## Work instructions
Copy each line in the data that includes the word "edge".

Dataset listings of figures
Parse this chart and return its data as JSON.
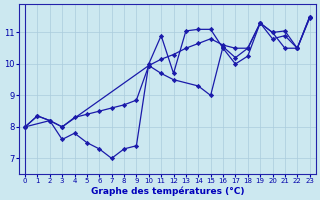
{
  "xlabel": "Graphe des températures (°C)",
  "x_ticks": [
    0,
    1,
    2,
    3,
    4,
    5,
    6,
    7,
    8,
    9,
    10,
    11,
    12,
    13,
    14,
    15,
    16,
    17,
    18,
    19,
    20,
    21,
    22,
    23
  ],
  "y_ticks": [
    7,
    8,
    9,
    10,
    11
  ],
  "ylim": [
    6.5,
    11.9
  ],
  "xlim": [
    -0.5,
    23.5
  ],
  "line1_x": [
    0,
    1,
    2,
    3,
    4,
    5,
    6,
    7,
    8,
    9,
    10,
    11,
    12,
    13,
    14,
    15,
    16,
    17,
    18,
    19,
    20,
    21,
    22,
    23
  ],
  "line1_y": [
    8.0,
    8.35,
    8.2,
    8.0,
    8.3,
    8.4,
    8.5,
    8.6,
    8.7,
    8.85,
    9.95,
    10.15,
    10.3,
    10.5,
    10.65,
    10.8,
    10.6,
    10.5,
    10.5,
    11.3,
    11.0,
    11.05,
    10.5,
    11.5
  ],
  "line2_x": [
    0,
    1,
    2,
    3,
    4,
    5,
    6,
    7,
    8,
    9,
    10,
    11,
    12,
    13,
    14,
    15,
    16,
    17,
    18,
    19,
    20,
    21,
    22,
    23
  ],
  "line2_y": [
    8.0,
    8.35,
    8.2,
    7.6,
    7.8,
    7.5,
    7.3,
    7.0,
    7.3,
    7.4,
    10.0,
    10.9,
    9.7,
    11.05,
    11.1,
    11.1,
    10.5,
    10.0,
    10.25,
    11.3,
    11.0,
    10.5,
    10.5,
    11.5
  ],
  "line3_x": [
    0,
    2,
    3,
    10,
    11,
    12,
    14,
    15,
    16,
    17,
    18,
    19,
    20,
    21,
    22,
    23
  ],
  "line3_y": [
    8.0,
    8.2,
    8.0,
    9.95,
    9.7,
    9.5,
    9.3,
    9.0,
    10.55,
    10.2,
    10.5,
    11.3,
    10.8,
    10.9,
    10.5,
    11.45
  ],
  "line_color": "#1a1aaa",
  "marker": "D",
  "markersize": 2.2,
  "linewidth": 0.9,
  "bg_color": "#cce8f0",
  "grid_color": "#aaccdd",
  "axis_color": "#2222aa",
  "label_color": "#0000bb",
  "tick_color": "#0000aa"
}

---

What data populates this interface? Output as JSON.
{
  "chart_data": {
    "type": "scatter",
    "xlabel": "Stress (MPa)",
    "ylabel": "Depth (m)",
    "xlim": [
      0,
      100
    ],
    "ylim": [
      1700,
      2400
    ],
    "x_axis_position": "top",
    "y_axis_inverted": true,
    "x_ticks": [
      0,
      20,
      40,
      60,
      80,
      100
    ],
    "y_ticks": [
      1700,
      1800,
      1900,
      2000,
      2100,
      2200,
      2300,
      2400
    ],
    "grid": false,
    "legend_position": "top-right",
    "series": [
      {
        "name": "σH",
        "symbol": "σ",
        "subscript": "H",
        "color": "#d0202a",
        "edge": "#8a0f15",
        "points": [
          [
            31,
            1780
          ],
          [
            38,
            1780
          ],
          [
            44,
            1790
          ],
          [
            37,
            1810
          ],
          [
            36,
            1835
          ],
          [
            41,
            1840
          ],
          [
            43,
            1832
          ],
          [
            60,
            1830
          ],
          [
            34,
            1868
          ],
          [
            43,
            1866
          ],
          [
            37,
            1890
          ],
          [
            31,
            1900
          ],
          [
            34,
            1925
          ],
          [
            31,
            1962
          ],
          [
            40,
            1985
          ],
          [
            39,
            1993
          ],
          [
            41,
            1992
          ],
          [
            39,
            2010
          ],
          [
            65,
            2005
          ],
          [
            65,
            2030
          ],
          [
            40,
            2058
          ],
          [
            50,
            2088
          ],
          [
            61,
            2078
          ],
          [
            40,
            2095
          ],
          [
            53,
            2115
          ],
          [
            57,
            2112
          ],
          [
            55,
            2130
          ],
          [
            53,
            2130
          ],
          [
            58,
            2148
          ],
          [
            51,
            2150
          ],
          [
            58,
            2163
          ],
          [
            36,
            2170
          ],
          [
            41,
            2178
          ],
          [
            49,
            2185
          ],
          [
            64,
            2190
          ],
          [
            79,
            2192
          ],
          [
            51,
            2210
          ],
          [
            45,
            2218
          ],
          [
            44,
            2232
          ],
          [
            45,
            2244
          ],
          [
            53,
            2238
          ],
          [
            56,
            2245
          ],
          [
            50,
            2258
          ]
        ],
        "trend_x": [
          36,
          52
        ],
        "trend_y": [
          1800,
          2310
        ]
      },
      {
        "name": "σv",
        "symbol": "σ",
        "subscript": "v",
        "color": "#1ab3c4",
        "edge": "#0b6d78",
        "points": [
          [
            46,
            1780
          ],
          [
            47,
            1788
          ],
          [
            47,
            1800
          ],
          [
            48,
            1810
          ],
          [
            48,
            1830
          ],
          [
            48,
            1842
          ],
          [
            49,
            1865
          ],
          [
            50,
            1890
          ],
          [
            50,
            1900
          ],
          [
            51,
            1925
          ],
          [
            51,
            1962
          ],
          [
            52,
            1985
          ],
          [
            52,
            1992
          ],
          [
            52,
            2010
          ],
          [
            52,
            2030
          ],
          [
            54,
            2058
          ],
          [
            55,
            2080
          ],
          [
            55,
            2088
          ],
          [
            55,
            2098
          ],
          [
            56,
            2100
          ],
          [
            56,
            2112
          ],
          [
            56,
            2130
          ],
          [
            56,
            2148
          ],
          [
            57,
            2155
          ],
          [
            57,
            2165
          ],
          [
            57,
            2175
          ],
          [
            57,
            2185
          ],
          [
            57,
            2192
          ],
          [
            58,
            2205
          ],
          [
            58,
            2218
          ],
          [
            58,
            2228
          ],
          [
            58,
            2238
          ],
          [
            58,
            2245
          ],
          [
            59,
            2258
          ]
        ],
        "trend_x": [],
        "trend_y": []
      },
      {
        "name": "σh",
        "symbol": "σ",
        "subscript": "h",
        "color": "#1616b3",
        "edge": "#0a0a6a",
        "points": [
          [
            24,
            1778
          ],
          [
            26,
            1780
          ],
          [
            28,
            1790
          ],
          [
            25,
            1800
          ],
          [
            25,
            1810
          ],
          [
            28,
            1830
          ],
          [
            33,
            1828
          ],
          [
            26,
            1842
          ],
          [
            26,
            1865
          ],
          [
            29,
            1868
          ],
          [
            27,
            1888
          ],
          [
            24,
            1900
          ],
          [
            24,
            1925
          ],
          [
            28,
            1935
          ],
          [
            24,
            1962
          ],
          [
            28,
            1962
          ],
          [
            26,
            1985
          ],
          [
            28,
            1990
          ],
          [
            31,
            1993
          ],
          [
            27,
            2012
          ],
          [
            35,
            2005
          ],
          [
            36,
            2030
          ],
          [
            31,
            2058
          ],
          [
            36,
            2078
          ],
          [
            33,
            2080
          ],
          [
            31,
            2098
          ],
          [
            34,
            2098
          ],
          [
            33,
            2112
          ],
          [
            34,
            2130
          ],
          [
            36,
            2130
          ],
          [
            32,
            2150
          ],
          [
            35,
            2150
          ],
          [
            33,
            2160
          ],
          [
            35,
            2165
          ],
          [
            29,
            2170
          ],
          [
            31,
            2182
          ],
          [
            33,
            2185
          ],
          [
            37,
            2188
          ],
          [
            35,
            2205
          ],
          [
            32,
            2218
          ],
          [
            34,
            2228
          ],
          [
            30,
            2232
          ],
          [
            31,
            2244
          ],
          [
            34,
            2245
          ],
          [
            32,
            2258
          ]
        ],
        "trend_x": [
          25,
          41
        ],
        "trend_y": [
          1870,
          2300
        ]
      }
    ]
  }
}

## Written response
        "edge": "#8a0f15",
        "edge": "#0b6d78",
        "edge": "#0a0a6a",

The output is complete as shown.